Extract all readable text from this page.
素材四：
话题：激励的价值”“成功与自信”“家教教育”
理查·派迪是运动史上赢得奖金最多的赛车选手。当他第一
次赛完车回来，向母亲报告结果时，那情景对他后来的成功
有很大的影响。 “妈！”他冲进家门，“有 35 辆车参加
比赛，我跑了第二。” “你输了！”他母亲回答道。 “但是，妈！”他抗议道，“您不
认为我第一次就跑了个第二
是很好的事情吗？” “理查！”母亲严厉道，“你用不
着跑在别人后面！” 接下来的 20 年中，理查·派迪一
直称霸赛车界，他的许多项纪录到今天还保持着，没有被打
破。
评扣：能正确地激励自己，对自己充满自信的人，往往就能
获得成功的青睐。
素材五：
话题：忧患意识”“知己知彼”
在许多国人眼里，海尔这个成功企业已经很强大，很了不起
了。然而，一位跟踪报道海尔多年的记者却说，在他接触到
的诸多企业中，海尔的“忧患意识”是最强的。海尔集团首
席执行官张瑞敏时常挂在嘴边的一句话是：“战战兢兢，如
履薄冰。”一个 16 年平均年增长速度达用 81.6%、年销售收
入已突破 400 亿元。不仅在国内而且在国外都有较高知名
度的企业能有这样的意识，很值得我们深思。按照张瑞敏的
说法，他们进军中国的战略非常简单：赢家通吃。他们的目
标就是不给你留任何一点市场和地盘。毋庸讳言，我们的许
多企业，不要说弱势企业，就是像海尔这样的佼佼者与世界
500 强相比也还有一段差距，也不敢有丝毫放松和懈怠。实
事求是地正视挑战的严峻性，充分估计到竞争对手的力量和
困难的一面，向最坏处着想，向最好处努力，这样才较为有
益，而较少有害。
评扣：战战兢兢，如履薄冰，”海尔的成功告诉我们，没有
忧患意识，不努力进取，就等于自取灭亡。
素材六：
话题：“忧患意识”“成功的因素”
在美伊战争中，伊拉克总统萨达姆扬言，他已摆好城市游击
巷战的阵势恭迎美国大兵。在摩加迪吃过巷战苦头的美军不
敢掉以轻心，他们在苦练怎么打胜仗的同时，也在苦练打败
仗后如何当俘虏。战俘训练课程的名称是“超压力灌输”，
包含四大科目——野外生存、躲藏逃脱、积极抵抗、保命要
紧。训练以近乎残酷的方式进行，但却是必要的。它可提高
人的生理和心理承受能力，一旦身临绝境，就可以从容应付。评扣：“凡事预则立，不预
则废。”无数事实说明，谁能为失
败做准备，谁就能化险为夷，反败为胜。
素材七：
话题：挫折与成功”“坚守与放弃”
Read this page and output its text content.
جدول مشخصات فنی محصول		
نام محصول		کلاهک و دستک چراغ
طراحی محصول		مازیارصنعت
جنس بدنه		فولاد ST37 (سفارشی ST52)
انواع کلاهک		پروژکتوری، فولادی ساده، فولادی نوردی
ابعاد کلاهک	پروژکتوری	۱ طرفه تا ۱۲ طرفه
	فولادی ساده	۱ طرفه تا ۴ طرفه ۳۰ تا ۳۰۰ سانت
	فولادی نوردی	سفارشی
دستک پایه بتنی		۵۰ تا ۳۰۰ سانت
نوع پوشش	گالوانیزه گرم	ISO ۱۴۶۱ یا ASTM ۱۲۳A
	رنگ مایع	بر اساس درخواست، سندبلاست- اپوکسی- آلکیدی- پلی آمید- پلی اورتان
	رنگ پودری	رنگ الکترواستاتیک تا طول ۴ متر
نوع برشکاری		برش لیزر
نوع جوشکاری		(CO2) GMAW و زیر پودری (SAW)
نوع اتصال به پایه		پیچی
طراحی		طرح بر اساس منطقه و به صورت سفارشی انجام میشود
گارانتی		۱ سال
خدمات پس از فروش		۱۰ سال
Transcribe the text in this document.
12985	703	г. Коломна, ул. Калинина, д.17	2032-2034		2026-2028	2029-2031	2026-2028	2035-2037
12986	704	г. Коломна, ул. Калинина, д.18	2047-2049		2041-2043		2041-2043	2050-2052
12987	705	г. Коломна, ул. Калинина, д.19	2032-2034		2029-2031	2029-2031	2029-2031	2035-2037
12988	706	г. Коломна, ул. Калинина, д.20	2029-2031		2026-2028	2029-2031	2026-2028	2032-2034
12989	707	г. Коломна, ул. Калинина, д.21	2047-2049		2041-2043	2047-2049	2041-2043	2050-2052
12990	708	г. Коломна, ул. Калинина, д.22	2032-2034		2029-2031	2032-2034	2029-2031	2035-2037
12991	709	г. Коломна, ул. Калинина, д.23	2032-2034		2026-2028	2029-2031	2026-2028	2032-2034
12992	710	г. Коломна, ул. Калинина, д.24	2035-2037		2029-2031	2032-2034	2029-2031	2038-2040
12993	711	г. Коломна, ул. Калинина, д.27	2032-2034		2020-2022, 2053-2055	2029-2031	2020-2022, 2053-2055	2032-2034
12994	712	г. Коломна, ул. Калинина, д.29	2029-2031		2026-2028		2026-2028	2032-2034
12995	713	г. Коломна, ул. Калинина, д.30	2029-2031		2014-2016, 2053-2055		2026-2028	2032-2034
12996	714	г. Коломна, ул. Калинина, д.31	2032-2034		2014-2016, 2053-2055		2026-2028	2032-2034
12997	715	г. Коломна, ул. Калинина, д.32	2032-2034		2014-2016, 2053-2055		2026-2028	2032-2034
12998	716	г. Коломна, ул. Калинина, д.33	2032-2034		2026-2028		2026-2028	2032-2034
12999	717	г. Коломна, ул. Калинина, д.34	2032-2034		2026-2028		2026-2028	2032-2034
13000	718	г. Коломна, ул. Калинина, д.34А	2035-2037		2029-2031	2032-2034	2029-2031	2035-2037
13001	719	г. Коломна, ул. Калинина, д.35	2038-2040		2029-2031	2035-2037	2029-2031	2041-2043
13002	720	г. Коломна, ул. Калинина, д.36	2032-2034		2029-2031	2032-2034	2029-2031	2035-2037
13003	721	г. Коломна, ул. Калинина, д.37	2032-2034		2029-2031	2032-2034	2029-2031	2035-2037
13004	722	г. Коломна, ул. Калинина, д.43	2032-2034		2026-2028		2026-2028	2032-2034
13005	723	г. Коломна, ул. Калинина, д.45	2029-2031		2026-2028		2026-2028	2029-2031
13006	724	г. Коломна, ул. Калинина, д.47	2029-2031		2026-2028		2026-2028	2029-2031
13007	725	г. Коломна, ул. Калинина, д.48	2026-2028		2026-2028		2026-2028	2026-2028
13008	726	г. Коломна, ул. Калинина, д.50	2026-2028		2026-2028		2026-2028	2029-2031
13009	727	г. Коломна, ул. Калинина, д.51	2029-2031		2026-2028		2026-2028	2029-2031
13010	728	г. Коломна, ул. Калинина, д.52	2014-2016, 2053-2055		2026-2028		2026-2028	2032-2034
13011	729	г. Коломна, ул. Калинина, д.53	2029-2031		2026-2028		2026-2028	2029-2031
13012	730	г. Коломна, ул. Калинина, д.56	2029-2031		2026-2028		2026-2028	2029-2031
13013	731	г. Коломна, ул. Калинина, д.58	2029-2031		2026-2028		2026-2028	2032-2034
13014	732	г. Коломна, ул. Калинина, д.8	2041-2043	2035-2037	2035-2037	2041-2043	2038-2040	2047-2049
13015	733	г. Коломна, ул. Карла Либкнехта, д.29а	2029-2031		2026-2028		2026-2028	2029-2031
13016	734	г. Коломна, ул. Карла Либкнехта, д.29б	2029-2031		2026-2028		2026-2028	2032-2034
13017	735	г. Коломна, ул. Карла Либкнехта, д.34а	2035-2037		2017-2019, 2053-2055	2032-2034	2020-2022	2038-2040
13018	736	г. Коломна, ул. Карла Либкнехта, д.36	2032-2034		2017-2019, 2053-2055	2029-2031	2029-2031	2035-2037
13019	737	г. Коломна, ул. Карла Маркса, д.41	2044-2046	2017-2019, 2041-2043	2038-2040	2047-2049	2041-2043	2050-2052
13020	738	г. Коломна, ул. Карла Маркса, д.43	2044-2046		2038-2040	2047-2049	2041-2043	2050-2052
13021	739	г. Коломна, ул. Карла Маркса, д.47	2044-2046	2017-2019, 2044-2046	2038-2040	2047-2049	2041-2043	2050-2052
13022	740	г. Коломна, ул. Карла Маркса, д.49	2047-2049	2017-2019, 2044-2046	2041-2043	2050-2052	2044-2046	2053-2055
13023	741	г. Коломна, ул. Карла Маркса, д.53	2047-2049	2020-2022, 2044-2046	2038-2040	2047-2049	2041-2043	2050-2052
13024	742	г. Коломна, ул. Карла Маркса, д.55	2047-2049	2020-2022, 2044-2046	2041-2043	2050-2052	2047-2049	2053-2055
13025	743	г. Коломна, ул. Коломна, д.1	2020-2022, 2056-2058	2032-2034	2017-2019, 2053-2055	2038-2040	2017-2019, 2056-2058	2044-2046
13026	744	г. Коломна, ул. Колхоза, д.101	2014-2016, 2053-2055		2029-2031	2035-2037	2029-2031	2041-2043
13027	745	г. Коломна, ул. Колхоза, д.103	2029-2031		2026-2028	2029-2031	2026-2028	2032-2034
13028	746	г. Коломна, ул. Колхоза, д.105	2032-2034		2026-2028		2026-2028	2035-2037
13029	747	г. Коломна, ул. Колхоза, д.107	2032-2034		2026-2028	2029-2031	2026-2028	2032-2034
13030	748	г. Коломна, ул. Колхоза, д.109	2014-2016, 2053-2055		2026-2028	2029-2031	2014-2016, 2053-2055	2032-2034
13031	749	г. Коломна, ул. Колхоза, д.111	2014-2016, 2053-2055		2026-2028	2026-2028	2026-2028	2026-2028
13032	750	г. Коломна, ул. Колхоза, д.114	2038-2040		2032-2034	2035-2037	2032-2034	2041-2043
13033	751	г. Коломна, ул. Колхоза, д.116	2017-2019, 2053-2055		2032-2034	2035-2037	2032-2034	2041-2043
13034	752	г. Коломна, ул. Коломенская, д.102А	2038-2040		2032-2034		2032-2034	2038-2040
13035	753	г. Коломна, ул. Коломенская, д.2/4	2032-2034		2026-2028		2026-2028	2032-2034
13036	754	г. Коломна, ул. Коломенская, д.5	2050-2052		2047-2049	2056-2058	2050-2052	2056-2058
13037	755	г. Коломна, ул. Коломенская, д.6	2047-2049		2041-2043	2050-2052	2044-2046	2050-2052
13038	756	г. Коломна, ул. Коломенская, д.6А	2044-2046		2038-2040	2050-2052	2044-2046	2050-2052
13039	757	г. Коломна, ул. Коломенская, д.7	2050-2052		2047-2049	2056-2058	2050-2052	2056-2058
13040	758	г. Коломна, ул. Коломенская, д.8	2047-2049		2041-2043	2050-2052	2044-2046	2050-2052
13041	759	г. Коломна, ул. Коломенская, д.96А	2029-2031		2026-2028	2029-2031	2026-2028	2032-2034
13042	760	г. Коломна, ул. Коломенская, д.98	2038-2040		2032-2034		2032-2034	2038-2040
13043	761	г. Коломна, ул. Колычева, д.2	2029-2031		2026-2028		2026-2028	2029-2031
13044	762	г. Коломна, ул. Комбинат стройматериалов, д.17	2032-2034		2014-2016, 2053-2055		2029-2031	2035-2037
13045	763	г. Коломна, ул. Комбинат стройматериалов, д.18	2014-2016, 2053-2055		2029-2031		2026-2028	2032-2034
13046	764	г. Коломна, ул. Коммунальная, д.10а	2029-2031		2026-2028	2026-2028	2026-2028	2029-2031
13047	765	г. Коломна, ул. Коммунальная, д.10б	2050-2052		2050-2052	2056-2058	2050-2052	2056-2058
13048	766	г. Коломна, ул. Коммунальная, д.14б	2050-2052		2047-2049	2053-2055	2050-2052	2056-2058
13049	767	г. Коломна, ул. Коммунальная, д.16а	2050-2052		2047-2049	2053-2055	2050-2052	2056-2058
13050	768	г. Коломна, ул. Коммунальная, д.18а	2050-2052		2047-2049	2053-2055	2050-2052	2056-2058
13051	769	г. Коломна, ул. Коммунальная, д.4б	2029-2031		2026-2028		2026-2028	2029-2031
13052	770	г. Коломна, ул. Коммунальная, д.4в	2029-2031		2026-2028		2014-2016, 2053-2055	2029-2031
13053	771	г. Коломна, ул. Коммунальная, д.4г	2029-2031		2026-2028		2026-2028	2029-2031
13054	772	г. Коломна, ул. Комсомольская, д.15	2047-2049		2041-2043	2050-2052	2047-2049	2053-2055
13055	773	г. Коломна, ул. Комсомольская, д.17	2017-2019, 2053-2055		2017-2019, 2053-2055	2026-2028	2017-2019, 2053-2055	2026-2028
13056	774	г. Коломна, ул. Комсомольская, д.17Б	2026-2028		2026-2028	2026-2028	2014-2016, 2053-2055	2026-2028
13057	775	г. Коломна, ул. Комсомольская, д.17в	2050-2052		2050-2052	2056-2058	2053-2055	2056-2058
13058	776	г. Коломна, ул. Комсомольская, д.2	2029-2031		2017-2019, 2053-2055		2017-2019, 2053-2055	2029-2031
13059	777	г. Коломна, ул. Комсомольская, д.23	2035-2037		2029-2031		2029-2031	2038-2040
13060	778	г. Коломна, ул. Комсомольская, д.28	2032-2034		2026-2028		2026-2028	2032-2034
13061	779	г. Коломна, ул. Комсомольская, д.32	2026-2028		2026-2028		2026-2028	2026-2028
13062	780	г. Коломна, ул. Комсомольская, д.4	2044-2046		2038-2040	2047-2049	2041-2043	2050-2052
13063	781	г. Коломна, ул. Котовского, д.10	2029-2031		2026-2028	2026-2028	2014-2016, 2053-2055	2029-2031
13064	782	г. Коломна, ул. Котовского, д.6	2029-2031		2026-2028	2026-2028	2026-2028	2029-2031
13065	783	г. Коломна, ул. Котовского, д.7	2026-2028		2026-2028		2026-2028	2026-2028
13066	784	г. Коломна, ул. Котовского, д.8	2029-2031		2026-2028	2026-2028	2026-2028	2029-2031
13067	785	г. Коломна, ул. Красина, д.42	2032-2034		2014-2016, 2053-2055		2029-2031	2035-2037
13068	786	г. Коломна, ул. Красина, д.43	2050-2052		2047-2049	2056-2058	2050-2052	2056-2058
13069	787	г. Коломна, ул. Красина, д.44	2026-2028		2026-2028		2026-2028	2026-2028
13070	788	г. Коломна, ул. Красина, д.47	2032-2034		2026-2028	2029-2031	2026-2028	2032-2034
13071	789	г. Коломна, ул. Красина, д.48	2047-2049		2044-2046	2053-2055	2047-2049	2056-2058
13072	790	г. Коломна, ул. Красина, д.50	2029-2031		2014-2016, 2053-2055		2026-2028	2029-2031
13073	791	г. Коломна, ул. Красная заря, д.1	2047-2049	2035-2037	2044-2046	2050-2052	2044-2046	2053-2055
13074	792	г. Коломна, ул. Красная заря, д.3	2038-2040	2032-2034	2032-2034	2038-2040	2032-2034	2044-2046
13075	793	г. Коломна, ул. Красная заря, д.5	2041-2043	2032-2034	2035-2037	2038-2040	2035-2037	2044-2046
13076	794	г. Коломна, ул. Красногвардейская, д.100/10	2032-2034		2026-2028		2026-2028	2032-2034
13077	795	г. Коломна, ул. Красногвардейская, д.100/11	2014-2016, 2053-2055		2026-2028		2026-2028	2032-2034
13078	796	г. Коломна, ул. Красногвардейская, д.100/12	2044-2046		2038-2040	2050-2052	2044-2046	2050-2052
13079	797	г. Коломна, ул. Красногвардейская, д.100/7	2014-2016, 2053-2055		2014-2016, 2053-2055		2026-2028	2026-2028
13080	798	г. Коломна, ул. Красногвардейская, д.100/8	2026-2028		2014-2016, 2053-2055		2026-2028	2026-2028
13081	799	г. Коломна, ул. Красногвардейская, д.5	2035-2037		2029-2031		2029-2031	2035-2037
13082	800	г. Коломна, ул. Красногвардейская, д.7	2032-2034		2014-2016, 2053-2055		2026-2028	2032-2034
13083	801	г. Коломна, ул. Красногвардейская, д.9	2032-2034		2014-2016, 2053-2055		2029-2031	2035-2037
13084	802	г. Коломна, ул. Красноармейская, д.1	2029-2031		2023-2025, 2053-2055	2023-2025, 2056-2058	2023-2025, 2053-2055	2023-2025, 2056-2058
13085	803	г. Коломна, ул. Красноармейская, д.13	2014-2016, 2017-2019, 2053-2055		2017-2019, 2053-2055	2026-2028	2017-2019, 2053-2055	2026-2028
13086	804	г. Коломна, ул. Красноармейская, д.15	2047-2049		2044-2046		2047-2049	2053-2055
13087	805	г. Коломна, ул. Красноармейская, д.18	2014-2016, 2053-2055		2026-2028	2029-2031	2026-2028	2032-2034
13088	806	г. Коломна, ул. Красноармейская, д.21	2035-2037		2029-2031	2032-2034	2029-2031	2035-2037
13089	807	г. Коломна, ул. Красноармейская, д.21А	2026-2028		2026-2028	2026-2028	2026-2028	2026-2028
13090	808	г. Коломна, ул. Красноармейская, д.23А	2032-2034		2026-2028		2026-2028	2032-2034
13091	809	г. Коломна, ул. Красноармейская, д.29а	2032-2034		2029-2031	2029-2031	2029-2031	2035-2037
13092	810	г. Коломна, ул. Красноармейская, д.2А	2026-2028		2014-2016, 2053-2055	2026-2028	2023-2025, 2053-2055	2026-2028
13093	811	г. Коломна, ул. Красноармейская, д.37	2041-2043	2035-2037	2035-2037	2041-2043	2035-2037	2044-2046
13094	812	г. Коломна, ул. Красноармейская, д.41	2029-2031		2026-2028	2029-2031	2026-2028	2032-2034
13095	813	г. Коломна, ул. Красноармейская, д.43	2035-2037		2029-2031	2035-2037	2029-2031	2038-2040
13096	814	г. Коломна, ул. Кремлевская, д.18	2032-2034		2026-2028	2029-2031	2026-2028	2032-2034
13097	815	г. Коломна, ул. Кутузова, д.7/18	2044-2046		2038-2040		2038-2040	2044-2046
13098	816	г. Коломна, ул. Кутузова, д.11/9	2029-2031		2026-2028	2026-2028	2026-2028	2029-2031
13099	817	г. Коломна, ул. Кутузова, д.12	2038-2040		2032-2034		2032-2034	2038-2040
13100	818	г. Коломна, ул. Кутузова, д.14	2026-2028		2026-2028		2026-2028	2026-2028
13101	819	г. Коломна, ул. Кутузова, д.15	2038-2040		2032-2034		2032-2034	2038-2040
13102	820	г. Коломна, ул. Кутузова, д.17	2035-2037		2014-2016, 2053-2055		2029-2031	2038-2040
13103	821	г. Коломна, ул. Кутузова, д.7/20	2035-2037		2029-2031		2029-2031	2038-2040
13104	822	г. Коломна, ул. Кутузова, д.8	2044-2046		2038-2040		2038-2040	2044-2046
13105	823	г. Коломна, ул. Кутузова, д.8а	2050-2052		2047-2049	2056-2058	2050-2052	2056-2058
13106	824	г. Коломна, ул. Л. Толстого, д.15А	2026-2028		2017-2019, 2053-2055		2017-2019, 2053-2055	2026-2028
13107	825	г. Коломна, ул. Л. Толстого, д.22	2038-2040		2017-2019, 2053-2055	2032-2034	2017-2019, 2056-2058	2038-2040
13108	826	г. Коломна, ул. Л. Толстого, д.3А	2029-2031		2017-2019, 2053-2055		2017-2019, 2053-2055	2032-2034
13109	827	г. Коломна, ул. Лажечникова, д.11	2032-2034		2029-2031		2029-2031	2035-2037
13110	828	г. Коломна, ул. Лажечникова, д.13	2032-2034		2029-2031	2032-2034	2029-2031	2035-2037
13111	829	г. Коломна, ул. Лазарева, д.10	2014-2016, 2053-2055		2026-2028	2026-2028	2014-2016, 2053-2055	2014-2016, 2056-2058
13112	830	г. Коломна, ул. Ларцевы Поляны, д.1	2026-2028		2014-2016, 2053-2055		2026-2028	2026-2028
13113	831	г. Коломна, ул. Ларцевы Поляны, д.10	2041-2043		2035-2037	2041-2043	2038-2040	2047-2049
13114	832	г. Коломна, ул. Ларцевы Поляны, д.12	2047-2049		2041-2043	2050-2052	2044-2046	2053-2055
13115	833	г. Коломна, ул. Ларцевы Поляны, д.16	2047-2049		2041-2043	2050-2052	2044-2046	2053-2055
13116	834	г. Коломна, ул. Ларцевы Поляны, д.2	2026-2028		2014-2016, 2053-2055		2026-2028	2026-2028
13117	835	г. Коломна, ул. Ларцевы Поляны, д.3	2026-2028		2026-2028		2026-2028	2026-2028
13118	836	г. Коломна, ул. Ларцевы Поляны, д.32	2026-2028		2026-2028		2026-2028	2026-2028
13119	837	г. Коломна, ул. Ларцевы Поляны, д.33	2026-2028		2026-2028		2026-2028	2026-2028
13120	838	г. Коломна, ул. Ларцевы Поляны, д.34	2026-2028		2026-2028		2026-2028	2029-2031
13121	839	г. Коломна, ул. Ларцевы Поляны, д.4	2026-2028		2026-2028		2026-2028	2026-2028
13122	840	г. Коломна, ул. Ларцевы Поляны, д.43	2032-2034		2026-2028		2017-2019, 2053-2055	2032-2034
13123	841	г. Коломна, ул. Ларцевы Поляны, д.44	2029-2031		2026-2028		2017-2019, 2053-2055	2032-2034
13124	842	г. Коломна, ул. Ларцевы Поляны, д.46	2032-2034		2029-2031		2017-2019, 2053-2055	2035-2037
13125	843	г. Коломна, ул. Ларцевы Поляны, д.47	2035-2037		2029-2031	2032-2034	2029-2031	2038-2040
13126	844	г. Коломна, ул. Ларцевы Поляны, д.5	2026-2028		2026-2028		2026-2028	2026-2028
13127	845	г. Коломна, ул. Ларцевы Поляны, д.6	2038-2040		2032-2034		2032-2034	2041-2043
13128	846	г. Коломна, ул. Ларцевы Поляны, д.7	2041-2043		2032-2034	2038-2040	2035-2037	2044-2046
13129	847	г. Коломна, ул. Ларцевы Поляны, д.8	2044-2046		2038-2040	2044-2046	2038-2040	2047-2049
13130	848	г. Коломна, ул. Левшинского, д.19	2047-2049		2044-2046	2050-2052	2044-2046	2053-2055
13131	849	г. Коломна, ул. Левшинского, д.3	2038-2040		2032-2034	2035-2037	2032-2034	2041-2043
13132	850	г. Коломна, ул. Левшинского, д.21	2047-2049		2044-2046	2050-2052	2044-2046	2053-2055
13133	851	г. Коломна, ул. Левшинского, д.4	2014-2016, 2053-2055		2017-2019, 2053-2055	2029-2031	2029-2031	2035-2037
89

=-=-=-=-=

Filter lines by "Маркса" and return each hit.

# IN RESPONSE
13019	737	г. Коломна, ул. Карла Маркса, д.41	2044-2046	2017-2019, 2041-2043	2038-2040	2047-2049	2041-2043	2050-2052
13020	738	г. Коломна, ул. Карла Маркса, д.43	2044-2046		2038-2040	2047-2049	2041-2043	2050-2052
13021	739	г. Коломна, ул. Карла Маркса, д.47	2044-2046	2017-2019, 2044-2046	2038-2040	2047-2049	2041-2043	2050-2052
13022	740	г. Коломна, ул. Карла Маркса, д.49	2047-2049	2017-2019, 2044-2046	2041-2043	2050-2052	2044-2046	2053-2055
13023	741	г. Коломна, ул. Карла Маркса, д.53	2047-2049	2020-2022, 2044-2046	2038-2040	2047-2049	2041-2043	2050-2052
13024	742	г. Коломна, ул. Карла Маркса, д.55	2047-2049	2020-2022, 2044-2046	2041-2043	2050-2052	2047-2049	2053-2055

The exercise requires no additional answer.